» Work to do: Starting at the line that contains "Give me the", copy each line through the end of the listing below. Include both ends and output nothing more.

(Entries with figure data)
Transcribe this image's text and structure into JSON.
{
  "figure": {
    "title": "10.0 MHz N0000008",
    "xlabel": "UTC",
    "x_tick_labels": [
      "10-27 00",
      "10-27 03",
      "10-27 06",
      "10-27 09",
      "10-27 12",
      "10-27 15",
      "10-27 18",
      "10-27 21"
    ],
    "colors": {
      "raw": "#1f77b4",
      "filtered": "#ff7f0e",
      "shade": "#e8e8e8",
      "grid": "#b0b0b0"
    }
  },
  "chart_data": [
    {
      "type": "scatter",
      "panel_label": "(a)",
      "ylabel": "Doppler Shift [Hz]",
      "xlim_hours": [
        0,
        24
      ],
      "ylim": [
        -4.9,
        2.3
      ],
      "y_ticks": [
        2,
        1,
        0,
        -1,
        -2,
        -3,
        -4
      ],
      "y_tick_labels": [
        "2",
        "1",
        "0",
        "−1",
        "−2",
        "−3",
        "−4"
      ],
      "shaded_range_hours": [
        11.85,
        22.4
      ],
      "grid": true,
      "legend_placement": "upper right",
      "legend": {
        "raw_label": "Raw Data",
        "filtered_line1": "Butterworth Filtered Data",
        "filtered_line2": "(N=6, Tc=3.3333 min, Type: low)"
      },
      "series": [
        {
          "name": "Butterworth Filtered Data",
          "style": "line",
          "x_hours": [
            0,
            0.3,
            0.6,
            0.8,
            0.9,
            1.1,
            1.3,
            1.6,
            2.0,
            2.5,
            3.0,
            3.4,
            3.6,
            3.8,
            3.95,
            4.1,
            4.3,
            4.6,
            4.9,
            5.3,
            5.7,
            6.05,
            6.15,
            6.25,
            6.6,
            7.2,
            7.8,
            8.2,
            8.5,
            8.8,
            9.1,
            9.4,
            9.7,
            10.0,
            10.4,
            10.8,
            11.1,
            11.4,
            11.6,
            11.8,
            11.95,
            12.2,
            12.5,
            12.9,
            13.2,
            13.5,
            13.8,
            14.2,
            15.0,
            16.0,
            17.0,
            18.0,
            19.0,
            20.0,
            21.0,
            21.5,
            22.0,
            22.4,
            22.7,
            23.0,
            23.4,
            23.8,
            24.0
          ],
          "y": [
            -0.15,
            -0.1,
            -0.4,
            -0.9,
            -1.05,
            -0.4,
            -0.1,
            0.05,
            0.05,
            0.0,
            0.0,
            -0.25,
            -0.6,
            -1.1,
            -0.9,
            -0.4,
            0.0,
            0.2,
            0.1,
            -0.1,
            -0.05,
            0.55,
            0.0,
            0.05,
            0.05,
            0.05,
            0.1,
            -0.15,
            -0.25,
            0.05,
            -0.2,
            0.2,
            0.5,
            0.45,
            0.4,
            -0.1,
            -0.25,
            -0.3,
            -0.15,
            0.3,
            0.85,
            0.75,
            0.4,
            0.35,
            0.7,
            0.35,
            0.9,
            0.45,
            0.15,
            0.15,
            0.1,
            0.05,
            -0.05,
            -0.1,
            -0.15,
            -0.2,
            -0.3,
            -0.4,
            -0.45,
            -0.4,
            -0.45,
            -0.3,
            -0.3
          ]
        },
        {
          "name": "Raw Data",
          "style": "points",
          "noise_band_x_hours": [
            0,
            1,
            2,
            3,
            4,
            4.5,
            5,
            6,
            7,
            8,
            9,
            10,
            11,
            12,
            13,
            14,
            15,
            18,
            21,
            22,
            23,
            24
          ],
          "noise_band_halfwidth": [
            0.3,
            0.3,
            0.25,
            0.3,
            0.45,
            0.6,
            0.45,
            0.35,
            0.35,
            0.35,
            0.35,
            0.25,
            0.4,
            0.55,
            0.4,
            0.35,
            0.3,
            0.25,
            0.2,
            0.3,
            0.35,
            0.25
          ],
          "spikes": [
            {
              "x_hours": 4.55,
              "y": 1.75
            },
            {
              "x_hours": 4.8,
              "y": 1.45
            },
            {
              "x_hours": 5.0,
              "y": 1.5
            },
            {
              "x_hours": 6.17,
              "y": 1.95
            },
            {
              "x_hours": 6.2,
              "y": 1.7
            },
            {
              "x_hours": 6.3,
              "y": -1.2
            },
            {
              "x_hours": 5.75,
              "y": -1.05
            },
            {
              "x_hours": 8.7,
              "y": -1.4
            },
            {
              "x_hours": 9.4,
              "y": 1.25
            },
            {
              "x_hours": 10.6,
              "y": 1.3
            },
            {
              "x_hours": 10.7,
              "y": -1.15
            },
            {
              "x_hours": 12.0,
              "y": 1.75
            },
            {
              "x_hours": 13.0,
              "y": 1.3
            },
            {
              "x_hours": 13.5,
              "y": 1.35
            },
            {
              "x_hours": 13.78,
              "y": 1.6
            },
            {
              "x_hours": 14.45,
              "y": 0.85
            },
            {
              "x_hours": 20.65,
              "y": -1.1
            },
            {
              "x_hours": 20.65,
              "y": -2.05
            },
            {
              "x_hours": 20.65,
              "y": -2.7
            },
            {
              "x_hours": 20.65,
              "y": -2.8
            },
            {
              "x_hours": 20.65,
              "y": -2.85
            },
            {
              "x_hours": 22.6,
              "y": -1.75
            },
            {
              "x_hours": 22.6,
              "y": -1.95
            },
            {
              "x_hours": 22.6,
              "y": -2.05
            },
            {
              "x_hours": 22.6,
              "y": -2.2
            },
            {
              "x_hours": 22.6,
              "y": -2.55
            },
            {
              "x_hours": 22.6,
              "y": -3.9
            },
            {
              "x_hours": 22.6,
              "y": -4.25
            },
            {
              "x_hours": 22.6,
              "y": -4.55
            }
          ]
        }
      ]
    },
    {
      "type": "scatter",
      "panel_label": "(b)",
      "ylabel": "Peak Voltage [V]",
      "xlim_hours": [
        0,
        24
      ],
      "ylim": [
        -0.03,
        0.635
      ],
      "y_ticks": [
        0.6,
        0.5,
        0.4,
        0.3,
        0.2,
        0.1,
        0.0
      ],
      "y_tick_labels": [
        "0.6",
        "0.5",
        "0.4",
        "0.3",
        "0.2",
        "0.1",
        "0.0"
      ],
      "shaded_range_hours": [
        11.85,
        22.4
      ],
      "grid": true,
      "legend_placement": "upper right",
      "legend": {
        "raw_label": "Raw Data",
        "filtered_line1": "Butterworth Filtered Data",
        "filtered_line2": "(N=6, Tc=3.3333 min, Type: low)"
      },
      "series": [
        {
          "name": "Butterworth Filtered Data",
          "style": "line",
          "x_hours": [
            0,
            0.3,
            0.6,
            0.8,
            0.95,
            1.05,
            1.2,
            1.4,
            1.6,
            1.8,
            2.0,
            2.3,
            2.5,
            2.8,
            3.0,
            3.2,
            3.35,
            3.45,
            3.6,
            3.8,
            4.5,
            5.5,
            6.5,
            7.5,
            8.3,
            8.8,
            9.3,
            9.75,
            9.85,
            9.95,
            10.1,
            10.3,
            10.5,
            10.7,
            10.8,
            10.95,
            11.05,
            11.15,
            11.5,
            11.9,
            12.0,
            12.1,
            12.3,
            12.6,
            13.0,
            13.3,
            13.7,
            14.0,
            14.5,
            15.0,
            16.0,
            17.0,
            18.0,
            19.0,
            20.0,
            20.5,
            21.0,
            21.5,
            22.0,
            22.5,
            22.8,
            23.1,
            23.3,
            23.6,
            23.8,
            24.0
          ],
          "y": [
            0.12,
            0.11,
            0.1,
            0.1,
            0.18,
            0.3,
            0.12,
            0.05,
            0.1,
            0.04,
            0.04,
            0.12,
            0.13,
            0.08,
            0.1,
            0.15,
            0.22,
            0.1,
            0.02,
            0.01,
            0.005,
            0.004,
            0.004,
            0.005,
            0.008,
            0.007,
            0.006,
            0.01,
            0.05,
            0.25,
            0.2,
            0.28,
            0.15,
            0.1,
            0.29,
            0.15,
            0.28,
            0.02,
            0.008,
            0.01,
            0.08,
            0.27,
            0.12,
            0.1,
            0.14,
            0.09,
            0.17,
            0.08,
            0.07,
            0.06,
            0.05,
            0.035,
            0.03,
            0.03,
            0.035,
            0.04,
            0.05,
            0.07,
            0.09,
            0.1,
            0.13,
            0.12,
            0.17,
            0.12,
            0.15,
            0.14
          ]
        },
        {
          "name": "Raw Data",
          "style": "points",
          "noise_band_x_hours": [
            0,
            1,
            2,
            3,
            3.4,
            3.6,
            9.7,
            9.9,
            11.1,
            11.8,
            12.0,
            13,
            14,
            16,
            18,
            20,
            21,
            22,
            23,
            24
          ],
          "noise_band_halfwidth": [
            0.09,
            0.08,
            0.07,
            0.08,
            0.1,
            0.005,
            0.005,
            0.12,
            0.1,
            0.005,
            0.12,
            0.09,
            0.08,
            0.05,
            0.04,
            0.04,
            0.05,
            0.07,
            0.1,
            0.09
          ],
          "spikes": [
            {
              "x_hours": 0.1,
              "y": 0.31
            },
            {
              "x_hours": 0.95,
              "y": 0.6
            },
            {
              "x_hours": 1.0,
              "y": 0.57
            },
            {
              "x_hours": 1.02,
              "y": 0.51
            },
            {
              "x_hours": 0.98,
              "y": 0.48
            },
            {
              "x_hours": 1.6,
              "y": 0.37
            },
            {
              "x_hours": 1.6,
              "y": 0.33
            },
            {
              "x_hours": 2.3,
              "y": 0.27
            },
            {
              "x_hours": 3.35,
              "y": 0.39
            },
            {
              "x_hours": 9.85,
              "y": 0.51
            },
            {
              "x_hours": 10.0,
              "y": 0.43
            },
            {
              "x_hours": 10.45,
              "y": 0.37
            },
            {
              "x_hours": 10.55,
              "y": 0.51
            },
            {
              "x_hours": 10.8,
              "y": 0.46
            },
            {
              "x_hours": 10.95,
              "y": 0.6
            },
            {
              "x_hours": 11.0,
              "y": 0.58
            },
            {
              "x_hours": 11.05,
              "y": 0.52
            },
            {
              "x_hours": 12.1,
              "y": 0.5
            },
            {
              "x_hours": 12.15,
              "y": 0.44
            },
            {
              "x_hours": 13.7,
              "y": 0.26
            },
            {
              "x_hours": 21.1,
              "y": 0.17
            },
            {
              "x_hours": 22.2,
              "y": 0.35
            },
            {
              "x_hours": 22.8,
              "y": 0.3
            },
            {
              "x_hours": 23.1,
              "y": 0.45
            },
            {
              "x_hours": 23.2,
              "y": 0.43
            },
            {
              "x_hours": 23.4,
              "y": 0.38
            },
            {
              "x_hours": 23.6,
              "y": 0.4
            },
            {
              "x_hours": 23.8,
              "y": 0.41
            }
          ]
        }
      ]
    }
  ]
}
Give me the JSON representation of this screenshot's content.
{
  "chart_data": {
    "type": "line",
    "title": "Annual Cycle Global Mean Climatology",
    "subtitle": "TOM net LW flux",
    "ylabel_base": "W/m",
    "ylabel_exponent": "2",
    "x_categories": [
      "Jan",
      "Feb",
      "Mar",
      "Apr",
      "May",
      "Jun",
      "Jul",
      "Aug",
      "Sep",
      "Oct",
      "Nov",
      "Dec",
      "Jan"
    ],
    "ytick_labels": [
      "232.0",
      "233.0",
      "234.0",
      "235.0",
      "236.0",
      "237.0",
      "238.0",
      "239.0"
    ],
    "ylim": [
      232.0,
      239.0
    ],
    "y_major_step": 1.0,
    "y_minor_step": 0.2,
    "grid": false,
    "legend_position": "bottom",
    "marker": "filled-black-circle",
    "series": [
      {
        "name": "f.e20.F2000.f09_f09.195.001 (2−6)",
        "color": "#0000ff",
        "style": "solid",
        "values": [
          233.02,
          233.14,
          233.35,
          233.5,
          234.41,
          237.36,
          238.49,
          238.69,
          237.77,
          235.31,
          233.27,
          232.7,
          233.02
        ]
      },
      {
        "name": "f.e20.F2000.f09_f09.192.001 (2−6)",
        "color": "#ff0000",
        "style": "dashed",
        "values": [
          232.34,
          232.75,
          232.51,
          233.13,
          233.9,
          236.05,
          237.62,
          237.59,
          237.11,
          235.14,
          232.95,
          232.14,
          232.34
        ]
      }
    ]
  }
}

» Written answer:
Give me the JSON representation of this screenshot's content.
{
  "chart_data": {
    "type": "line",
    "title": "Annual Cycle Global Mean Climatology",
    "subtitle": "TOM net LW flux",
    "ylabel_base": "W/m",
    "ylabel_exponent": "2",
    "x_categories": [
      "Jan",
      "Feb",
      "Mar",
      "Apr",
      "May",
      "Jun",
      "Jul",
      "Aug",
      "Sep",
      "Oct",
      "Nov",
      "Dec",
      "Jan"
    ],
    "ytick_labels": [
      "232.0",
      "233.0",
      "234.0",
      "235.0",
      "236.0",
      "237.0",
      "238.0",
      "239.0"
    ],
    "ylim": [
      232.0,
      239.0
    ],
    "y_major_step": 1.0,
    "y_minor_step": 0.2,
    "grid": false,
    "legend_position": "bottom",
    "marker": "filled-black-circle",
    "series": [
      {
        "name": "f.e20.F2000.f09_f09.195.001 (2−6)",
        "color": "#0000ff",
        "style": "solid",
        "values": [
          233.02,
          233.14,
          233.35,
          233.5,
          234.41,
          237.36,
          238.49,
          238.69,
          237.77,
          235.31,
          233.27,
          232.7,
          233.02
        ]
      },
      {
        "name": "f.e20.F2000.f09_f09.192.001 (2−6)",
        "color": "#ff0000",
        "style": "dashed",
        "values": [
          232.34,
          232.75,
          232.51,
          233.13,
          233.9,
          236.05,
          237.62,
          237.59,
          237.11,
          235.14,
          232.95,
          232.14,
          232.34
        ]
      }
    ]
  }
}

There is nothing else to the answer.